*EXERCISES TO COMPLETE*:
**A)** In the essay on Biblical slavery and feudalism, what Hebrew word is given for the subject in the Near Eastern Bronze Age relationship?
**B)** Rewrite the essay on Biblical slavery and feudalism from "There is a careful" to "this as well.", using "classification" in place of "breakdown".
**C)** Extend the essay on Biblical slavery and feudalism, picking up after its final sentence.

*TEXT SECTION*:
───
AVI linked a post by Earl Wajenberg that examines the treatment of slavery in various parts and eras of Biblical society. While his thrust is chiefly moral rather than historical, the treatment of pre-Roman Biblical society reminded me of my historical studies into feudalism and vassalage.
There is a word which is contextually translated ‘slave’, but it means just a ‘worker’ or a subordinate. This word is ‘ebed’.... In Near Eastern Bronze Age societies, everyone was the subject of someone, and everyone except the lowest tier had someone else as their subject. The ‘lord’ was the ‘adon’ (in Hebrew—other languages had the same system but different words). The ‘subject’ was the ‘ebed’.
Normally, the adon took on obligations in regard to the ebed, typically of protection and advancement, and the ebed took on obligations in regard to the adon, typically in regard to services rendered and honour due, though it might be taxes or profit-sharing.
High status was conferred by having a high-status adon, and by being given a high role in his entourage....
There is a careful breakdown of different types of this relationship, with very different levels of honor and status. In later, post-Roman society slavery was a legal institution governed by Roman law. He details this as well.
The relationship he describes between the 'adon' and 'ebed' is roughly analogous to the relationship in feudalism between the 'suzerain' and the 'vassal.' When reading chivalric romance from the High Middle Ages, our own cultural assumption that freedom is the most desirable state is often called into question. In England, there are free men of various sorts; they are often of Anglo-Saxon heritage and not very high up at all in the social structure; the most prestigious are the "franklins," formerly thanes, who inherited knightly levels of privilege from the Norman Conquest and its subsequent peace.
───
*DATA EXCERPTS*:

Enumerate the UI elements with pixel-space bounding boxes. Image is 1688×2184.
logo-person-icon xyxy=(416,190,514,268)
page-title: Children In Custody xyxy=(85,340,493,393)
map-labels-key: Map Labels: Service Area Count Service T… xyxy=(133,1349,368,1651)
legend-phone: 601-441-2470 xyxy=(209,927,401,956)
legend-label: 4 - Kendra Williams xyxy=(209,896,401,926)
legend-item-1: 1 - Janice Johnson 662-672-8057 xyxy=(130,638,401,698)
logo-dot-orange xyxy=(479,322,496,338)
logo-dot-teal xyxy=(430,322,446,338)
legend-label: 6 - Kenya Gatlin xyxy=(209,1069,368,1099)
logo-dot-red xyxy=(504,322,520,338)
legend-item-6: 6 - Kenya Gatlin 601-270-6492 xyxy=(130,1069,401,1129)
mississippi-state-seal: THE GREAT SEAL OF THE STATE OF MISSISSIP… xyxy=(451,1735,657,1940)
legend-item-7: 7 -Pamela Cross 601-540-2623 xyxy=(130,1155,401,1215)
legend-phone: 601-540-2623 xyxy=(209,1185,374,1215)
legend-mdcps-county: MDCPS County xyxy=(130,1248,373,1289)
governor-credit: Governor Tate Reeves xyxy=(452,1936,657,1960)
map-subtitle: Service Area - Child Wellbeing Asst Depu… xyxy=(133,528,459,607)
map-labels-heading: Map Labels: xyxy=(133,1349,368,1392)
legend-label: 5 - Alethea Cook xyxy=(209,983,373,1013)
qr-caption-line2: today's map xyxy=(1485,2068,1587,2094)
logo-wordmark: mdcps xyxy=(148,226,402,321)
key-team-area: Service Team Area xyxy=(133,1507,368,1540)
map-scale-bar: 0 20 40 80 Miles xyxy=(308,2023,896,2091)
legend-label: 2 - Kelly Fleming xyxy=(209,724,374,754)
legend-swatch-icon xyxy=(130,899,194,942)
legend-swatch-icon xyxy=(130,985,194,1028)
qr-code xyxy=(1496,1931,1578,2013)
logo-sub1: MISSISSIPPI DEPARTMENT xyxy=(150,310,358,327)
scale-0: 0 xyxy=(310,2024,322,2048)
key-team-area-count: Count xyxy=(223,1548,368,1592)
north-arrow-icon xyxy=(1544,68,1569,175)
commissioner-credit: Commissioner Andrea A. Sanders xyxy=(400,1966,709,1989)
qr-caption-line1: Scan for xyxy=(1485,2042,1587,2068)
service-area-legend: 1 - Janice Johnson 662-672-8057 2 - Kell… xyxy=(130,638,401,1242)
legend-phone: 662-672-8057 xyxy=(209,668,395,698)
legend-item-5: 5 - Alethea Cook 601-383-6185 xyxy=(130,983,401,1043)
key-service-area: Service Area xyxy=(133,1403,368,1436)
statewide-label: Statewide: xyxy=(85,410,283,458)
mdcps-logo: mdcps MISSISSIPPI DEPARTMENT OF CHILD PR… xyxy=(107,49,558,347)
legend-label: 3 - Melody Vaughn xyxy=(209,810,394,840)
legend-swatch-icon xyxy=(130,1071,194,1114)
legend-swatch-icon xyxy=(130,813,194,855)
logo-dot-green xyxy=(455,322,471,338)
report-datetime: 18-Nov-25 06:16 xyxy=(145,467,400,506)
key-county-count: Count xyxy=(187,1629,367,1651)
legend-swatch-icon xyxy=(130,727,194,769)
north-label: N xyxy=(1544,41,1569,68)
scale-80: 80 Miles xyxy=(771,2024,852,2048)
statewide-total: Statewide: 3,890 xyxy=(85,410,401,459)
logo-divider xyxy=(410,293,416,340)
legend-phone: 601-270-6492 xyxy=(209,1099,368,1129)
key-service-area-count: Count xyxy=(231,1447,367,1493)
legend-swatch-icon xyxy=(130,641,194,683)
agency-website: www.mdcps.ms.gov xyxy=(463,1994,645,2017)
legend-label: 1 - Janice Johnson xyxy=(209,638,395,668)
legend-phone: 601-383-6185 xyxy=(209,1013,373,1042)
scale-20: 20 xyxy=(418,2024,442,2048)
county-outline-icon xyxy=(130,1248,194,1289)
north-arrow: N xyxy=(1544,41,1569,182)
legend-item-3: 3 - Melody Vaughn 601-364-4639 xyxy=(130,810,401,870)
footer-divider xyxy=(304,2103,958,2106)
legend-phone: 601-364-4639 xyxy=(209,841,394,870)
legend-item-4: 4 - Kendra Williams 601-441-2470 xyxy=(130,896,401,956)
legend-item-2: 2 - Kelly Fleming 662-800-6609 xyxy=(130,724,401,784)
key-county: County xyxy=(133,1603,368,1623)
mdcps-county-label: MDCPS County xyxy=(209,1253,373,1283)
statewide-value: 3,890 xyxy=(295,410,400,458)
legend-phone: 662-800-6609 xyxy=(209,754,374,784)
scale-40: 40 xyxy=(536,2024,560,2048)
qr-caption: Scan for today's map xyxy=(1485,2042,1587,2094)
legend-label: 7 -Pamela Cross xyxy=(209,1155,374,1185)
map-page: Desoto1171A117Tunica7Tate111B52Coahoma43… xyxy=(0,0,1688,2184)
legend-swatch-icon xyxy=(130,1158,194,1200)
───
*RESULTS FOR EACH TASK*:
**A)** The subject was the 'ebed'.

**B)**
There is a careful classification of different types of this relationship, with very different levels of honor and status. In later, post-Roman society slavery was a legal institution governed by Roman law. He details this as well.

**C)**
Yet you frequently read of knights addressing men as "Vassal," and are mistaken if you think they are talking down to them as servants. Rather, they are acknowledging that -- rather than a mere freeman, who can come or go as he likes but has no secure social position -- this person has established a prestigious relationship with a nobleman. A vavasour, in the literature, is generally a figure of quite high respect: he is a vassal who also keeps his own subordinate vassals, and outranks the knights he encounters socially.
Also, just as he describes marriage as a special case of the adon/ebed relationship, in feudal society the marriage relationship among the nobility increasingly took elements from the homage ceremony between knights and their lords. This was partly because of the increased prestige of knighthood resulting from the chivalric literature: nobles, who cleanly outranked knights, increasingly found themselves being knighted or seeking to join knightly orders (like the Order of the Garter) established by the royalty.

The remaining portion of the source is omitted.